Stored items
# # #

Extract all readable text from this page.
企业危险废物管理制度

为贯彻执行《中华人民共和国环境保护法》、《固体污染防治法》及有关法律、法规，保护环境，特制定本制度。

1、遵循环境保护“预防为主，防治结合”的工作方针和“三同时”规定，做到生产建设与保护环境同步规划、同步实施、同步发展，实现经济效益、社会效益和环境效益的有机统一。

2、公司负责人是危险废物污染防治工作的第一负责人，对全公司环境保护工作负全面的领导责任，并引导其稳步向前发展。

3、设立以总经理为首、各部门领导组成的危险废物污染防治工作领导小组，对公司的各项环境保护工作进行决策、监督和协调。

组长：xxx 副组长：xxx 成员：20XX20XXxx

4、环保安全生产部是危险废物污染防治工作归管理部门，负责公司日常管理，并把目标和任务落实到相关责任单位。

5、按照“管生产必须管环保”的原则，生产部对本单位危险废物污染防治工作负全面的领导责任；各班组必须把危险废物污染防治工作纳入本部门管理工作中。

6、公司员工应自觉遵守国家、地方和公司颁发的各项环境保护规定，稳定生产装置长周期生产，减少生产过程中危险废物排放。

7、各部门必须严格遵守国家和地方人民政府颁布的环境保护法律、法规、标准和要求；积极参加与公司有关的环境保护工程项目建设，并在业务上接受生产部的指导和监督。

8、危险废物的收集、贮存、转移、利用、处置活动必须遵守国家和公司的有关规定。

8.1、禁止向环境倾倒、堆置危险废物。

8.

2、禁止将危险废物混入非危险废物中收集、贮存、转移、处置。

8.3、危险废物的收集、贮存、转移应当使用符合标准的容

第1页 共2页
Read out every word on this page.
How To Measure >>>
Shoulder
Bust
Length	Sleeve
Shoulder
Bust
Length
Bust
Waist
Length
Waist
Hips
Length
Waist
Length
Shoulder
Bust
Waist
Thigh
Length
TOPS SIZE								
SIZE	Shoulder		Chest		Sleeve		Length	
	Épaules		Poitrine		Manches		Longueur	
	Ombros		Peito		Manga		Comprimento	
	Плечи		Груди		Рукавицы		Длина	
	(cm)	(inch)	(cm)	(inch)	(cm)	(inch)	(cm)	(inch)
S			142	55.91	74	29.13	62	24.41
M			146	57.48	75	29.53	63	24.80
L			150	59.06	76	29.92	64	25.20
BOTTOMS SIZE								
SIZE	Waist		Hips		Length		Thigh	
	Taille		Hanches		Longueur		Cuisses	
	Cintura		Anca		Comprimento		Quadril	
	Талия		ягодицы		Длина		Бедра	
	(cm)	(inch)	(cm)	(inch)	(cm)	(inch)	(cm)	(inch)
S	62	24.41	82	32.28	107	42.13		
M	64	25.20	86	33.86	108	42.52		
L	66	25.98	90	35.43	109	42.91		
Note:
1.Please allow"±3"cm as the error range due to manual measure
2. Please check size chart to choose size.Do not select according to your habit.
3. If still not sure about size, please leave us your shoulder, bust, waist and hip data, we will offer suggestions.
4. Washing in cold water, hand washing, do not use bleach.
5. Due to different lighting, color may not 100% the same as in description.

# # #

[WHAT THE TASK REQUIRES]
Pick out each line above that includes "危险废物的收集" and show it.

[ANSWER FOR THE TASK]
8、危险废物的收集、贮存、转移、利用、处置活动必须遵守国家和公司的有关规定。
8.3、危险废物的收集、贮存、转移应当使用符合标准的容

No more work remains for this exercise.